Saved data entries
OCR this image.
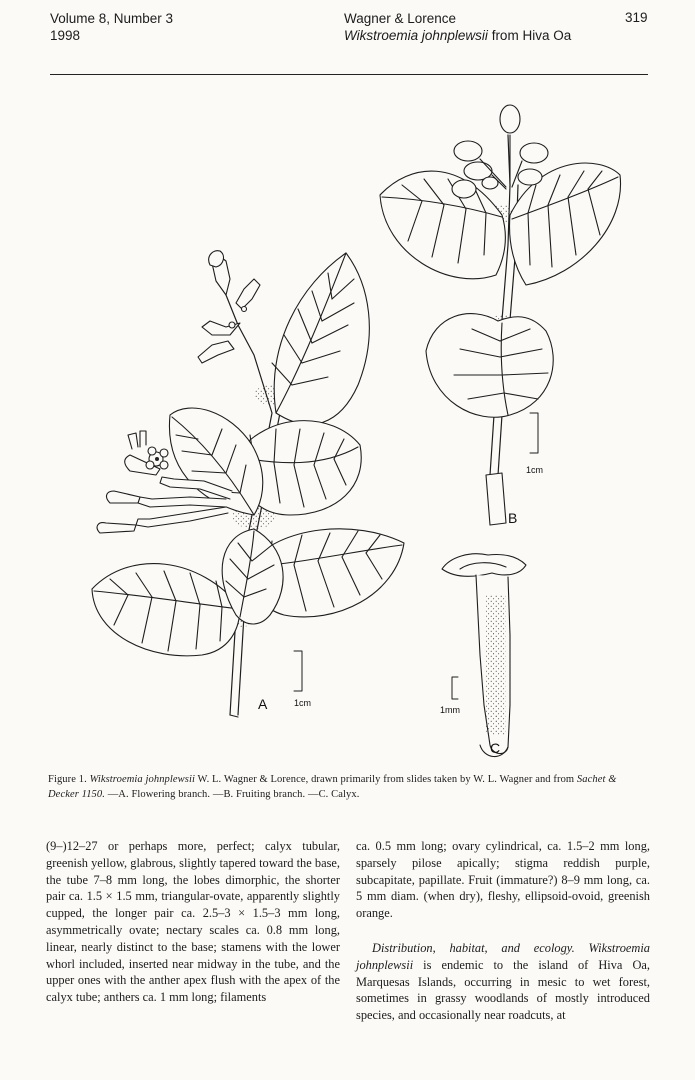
Volume 8, Number 3
1998
Wagner & Lorence
Wikstroemia johnplewsii from Hiva Oa
319
A	1cm
1cm
B
1mm
C
Figure 1. Wikstroemia johnplewsii W. L. Wagner & Lorence, drawn primarily from slides taken by W. L. Wagner and from Sachet & Decker 1150. —A. Flowering branch. —B. Fruiting branch. —C. Calyx.

(9–)12–27 or perhaps more, perfect; calyx tubular, greenish yellow, glabrous, slightly tapered toward the base, the tube 7–8 mm long, the lobes dimorphic, the shorter pair ca. 1.5 × 1.5 mm, triangular-ovate, apparently slightly cupped, the longer pair ca. 2.5–3 × 1.5–3 mm long, asymmetrically ovate; nectary scales ca. 0.8 mm long, linear, nearly distinct to the base; stamens with the lower whorl included, inserted near midway in the tube, and the upper ones with the anther apex flush with the apex of the calyx tube; anthers ca. 1 mm long; filaments

ca. 0.5 mm long; ovary cylindrical, ca. 1.5–2 mm long, sparsely pilose apically; stigma reddish purple, subcapitate, papillate. Fruit (immature?) 8–9 mm long, ca. 5 mm diam. (when dry), fleshy, ellipsoid-ovoid, greenish orange.

Distribution, habitat, and ecology. Wikstroemia johnplewsii is endemic to the island of Hiva Oa, Marquesas Islands, occurring in mesic to wet forest, sometimes in grassy woodlands of mostly introduced species, and occasionally near roadcuts, at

* Written request: Filter the listing above for the string "johnplewsii" and copy every matching line.

* Answer to this problem:
Wikstroemia johnplewsii from Hiva Oa
Figure 1. Wikstroemia johnplewsii W. L. Wagner & Lorence, drawn primarily from slides taken by W. L. Wagner and from Sachet & Decker 1150. —A. Flowering branch. —B. Fruiting branch. —C. Calyx.
Distribution, habitat, and ecology. Wikstroemia johnplewsii is endemic to the island of Hiva Oa, Marquesas Islands, occurring in mesic to wet forest, sometimes in grassy woodlands of mostly introduced species, and occasionally near roadcuts, at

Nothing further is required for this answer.